▶ _Task instructions_: Examine the entries and show every line in which the word "view" is found.

▶ _Data provided_:
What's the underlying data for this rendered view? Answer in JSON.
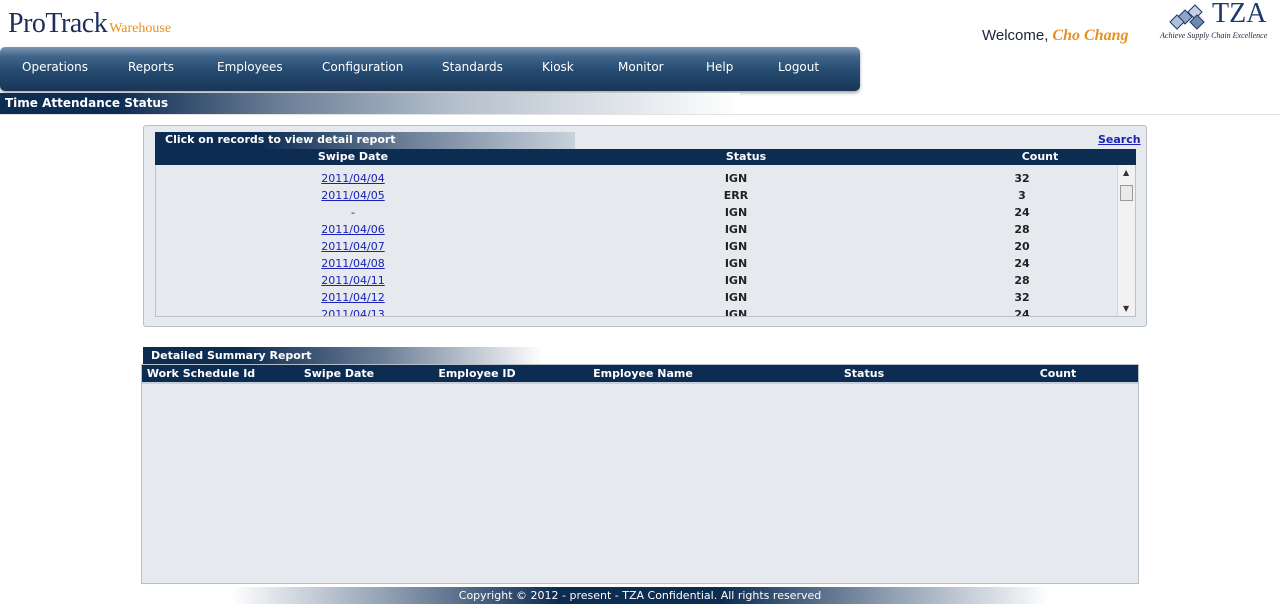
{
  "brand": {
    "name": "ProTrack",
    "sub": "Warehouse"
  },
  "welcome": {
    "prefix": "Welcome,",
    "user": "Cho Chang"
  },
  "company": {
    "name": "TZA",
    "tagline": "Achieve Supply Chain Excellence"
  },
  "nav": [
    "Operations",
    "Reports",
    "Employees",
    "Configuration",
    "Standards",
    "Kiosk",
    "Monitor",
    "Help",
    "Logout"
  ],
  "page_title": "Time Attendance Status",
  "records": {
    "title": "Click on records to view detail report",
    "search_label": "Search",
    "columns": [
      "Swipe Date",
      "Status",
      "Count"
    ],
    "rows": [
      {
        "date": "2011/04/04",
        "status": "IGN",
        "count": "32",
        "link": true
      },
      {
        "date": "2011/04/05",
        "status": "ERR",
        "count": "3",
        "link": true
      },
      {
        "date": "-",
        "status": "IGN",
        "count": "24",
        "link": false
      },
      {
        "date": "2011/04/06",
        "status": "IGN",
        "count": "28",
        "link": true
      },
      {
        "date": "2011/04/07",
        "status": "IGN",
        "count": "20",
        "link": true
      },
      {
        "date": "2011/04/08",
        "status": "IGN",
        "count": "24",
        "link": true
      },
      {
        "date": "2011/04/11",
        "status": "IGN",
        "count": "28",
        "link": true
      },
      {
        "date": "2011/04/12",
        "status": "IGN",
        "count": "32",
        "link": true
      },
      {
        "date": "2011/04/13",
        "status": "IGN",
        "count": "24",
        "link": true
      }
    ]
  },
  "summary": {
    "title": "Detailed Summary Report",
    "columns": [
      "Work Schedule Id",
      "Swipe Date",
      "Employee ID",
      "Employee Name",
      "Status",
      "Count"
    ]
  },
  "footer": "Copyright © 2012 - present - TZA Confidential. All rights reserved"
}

▶ _Solution for this exercise_:
What's the underlying data for this rendered view? Answer in JSON.
    "title": "Click on records to view detail report",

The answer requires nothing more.